Rows:
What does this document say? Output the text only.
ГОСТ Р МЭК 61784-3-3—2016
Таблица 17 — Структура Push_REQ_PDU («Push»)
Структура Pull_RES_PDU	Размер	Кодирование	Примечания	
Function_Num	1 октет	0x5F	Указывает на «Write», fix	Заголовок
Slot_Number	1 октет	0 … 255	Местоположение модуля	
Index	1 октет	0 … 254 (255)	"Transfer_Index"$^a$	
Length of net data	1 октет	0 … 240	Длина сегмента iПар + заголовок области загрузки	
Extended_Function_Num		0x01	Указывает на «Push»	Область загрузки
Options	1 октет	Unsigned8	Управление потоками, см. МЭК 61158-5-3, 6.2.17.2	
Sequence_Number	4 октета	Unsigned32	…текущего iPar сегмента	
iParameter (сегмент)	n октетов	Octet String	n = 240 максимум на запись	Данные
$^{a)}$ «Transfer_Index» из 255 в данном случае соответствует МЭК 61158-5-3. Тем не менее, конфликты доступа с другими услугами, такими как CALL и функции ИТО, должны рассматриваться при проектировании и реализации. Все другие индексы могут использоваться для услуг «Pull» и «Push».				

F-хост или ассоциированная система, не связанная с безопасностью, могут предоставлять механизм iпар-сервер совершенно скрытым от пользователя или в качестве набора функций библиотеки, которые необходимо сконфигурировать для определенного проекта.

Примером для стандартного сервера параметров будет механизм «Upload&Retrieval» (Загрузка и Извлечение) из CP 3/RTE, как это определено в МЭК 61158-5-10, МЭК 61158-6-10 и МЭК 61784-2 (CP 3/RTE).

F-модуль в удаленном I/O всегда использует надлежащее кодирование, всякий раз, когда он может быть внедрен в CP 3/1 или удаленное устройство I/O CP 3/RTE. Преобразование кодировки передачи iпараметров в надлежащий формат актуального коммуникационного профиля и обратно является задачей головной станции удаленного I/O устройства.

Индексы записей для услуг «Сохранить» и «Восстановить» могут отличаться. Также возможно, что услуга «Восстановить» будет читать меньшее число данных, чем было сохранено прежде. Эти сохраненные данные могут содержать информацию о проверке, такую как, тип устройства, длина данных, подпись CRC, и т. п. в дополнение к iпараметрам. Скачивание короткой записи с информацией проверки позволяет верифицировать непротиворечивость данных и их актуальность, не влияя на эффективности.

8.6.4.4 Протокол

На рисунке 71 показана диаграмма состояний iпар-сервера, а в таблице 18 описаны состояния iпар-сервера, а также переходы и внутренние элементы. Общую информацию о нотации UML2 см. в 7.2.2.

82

Task to complete: Every line above needs to be retyped exactly.

Written solution:
What does this document say? Output the text only.
ГОСТ Р МЭК 61784-3-3—2016
Таблица 17 — Структура Push_REQ_PDU («Push»)
Структура Pull_RES_PDU	Размер	Кодирование	Примечания	
Function_Num	1 октет	0x5F	Указывает на «Write», fix	Заголовок
Slot_Number	1 октет	0 … 255	Местоположение модуля	
Index	1 октет	0 … 254 (255)	"Transfer_Index"$^a$	
Length of net data	1 октет	0 … 240	Длина сегмента iПар + заголовок области загрузки	
Extended_Function_Num		0x01	Указывает на «Push»	Область загрузки
Options	1 октет	Unsigned8	Управление потоками, см. МЭК 61158-5-3, 6.2.17.2	
Sequence_Number	4 октета	Unsigned32	…текущего iPar сегмента	
iParameter (сегмент)	n октетов	Octet String	n = 240 максимум на запись	Данные
$^{a)}$ «Transfer_Index» из 255 в данном случае соответствует МЭК 61158-5-3. Тем не менее, конфликты доступа с другими услугами, такими как CALL и функции ИТО, должны рассматриваться при проектировании и реализации. Все другие индексы могут использоваться для услуг «Pull» и «Push».				

F-хост или ассоциированная система, не связанная с безопасностью, могут предоставлять механизм iпар-сервер совершенно скрытым от пользователя или в качестве набора функций библиотеки, которые необходимо сконфигурировать для определенного проекта.

Примером для стандартного сервера параметров будет механизм «Upload&Retrieval» (Загрузка и Извлечение) из CP 3/RTE, как это определено в МЭК 61158-5-10, МЭК 61158-6-10 и МЭК 61784-2 (CP 3/RTE).

F-модуль в удаленном I/O всегда использует надлежащее кодирование, всякий раз, когда он может быть внедрен в CP 3/1 или удаленное устройство I/O CP 3/RTE. Преобразование кодировки передачи iпараметров в надлежащий формат актуального коммуникационного профиля и обратно является задачей головной станции удаленного I/O устройства.

Индексы записей для услуг «Сохранить» и «Восстановить» могут отличаться. Также возможно, что услуга «Восстановить» будет читать меньшее число данных, чем было сохранено прежде. Эти сохраненные данные могут содержать информацию о проверке, такую как, тип устройства, длина данных, подпись CRC, и т. п. в дополнение к iпараметрам. Скачивание короткой записи с информацией проверки позволяет верифицировать непротиворечивость данных и их актуальность, не влияя на эффективности.

8.6.4.4 Протокол

На рисунке 71 показана диаграмма состояний iпар-сервера, а в таблице 18 описаны состояния iпар-сервера, а также переходы и внутренние элементы. Общую информацию о нотации UML2 см. в 7.2.2.

82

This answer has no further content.